■ YOUR TASK ■
Below are some records; retype all of them exactly.

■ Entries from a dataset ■
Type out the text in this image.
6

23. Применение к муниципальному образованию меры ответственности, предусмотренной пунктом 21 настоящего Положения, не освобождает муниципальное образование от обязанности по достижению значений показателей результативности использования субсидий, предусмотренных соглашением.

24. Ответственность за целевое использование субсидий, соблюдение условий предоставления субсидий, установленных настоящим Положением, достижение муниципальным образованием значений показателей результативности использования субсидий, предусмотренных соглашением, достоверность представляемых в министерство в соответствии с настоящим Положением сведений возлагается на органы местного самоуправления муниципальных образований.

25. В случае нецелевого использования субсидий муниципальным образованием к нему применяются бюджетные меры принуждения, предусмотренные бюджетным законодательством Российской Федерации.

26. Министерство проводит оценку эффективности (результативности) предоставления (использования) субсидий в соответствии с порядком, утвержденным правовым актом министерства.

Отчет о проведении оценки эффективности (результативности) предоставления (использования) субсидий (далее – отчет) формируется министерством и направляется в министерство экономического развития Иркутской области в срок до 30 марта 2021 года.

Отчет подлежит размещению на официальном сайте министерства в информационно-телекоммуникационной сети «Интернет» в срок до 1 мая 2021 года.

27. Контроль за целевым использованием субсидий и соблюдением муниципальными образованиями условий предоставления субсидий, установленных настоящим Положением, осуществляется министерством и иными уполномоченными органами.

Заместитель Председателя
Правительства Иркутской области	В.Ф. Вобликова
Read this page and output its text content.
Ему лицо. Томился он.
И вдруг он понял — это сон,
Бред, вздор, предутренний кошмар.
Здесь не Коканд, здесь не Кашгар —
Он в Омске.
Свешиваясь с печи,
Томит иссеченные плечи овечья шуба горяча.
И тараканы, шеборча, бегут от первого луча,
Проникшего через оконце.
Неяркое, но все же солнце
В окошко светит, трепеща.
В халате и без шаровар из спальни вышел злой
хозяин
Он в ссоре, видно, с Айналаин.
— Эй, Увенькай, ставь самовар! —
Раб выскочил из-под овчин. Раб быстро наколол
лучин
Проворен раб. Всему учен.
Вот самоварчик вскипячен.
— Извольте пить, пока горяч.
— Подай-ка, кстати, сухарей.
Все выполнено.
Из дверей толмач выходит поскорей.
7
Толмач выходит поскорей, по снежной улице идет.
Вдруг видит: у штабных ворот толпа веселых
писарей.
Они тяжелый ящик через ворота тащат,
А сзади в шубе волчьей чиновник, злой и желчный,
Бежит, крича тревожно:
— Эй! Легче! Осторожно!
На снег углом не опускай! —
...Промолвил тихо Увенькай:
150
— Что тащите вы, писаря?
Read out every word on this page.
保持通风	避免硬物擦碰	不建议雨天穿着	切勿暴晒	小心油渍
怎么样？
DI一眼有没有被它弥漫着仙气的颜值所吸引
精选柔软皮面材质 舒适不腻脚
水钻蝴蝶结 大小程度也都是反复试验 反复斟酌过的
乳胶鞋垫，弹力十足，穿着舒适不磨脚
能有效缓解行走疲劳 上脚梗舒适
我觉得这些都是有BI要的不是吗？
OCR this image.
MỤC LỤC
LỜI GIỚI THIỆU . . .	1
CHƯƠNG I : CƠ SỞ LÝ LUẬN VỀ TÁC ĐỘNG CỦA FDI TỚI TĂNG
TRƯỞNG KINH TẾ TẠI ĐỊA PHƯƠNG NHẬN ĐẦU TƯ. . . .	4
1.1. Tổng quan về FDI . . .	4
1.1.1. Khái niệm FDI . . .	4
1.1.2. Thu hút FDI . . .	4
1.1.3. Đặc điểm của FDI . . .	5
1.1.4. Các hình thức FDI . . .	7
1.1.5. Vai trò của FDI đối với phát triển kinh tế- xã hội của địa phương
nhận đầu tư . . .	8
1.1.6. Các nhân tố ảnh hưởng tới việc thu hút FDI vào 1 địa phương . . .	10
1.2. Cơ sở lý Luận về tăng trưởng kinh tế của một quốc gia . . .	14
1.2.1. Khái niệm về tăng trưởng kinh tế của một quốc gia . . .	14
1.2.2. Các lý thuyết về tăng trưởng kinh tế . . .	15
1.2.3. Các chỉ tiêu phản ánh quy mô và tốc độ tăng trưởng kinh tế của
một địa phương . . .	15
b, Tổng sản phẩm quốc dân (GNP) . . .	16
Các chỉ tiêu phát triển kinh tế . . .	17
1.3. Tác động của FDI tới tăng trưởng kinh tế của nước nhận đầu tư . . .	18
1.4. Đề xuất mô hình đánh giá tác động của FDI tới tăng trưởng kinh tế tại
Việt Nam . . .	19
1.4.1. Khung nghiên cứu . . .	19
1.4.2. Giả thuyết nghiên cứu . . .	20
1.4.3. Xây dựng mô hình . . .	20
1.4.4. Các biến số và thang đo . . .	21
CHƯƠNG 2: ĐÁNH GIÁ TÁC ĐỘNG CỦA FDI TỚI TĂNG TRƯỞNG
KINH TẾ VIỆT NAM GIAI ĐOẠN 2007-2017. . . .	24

■ WORKED ANSWER ■
Type out the text in this image.
6

23. Применение к муниципальному образованию меры ответственности, предусмотренной пунктом 21 настоящего Положения, не освобождает муниципальное образование от обязанности по достижению значений показателей результативности использования субсидий, предусмотренных соглашением.

24. Ответственность за целевое использование субсидий, соблюдение условий предоставления субсидий, установленных настоящим Положением, достижение муниципальным образованием значений показателей результативности использования субсидий, предусмотренных соглашением, достоверность представляемых в министерство в соответствии с настоящим Положением сведений возлагается на органы местного самоуправления муниципальных образований.

25. В случае нецелевого использования субсидий муниципальным образованием к нему применяются бюджетные меры принуждения, предусмотренные бюджетным законодательством Российской Федерации.

26. Министерство проводит оценку эффективности (результативности) предоставления (использования) субсидий в соответствии с порядком, утвержденным правовым актом министерства.

Отчет о проведении оценки эффективности (результативности) предоставления (использования) субсидий (далее – отчет) формируется министерством и направляется в министерство экономического развития Иркутской области в срок до 30 марта 2021 года.

Отчет подлежит размещению на официальном сайте министерства в информационно-телекоммуникационной сети «Интернет» в срок до 1 мая 2021 года.

27. Контроль за целевым использованием субсидий и соблюдением муниципальными образованиями условий предоставления субсидий, установленных настоящим Положением, осуществляется министерством и иными уполномоченными органами.

Заместитель Председателя
Правительства Иркутской области	В.Ф. Вобликова
Read this page and output its text content.
Ему лицо. Томился он.
И вдруг он понял — это сон,
Бред, вздор, предутренний кошмар.
Здесь не Коканд, здесь не Кашгар —
Он в Омске.
Свешиваясь с печи,
Томит иссеченные плечи овечья шуба горяча.
И тараканы, шеборча, бегут от первого луча,
Проникшего через оконце.
Неяркое, но все же солнце
В окошко светит, трепеща.
В халате и без шаровар из спальни вышел злой
хозяин
Он в ссоре, видно, с Айналаин.
— Эй, Увенькай, ставь самовар! —
Раб выскочил из-под овчин. Раб быстро наколол
лучин
Проворен раб. Всему учен.
Вот самоварчик вскипячен.
— Извольте пить, пока горяч.
— Подай-ка, кстати, сухарей.
Все выполнено.
Из дверей толмач выходит поскорей.
7
Толмач выходит поскорей, по снежной улице идет.
Вдруг видит: у штабных ворот толпа веселых
писарей.
Они тяжелый ящик через ворота тащат,
А сзади в шубе волчьей чиновник, злой и желчный,
Бежит, крича тревожно:
— Эй! Легче! Осторожно!
На снег углом не опускай! —
...Промолвил тихо Увенькай:
150
— Что тащите вы, писаря?
Read out every word on this page.
保持通风	避免硬物擦碰	不建议雨天穿着	切勿暴晒	小心油渍
怎么样？
DI一眼有没有被它弥漫着仙气的颜值所吸引
精选柔软皮面材质 舒适不腻脚
水钻蝴蝶结 大小程度也都是反复试验 反复斟酌过的
乳胶鞋垫，弹力十足，穿着舒适不磨脚
能有效缓解行走疲劳 上脚梗舒适
我觉得这些都是有BI要的不是吗？
OCR this image.
MỤC LỤC
LỜI GIỚI THIỆU . . .	1
CHƯƠNG I : CƠ SỞ LÝ LUẬN VỀ TÁC ĐỘNG CỦA FDI TỚI TĂNG
TRƯỞNG KINH TẾ TẠI ĐỊA PHƯƠNG NHẬN ĐẦU TƯ. . . .	4
1.1. Tổng quan về FDI . . .	4
1.1.1. Khái niệm FDI . . .	4
1.1.2. Thu hút FDI . . .	4
1.1.3. Đặc điểm của FDI . . .	5
1.1.4. Các hình thức FDI . . .	7
1.1.5. Vai trò của FDI đối với phát triển kinh tế- xã hội của địa phương
nhận đầu tư . . .	8
1.1.6. Các nhân tố ảnh hưởng tới việc thu hút FDI vào 1 địa phương . . .	10
1.2. Cơ sở lý Luận về tăng trưởng kinh tế của một quốc gia . . .	14
1.2.1. Khái niệm về tăng trưởng kinh tế của một quốc gia . . .	14
1.2.2. Các lý thuyết về tăng trưởng kinh tế . . .	15
1.2.3. Các chỉ tiêu phản ánh quy mô và tốc độ tăng trưởng kinh tế của
một địa phương . . .	15
b, Tổng sản phẩm quốc dân (GNP) . . .	16
Các chỉ tiêu phát triển kinh tế . . .	17
1.3. Tác động của FDI tới tăng trưởng kinh tế của nước nhận đầu tư . . .	18
1.4. Đề xuất mô hình đánh giá tác động của FDI tới tăng trưởng kinh tế tại
Việt Nam . . .	19
1.4.1. Khung nghiên cứu . . .	19
1.4.2. Giả thuyết nghiên cứu . . .	20
1.4.3. Xây dựng mô hình . . .	20
1.4.4. Các biến số và thang đo . . .	21
CHƯƠNG 2: ĐÁNH GIÁ TÁC ĐỘNG CỦA FDI TỚI TĂNG TRƯỞNG
KINH TẾ VIỆT NAM GIAI ĐOẠN 2007-2017. . . .	24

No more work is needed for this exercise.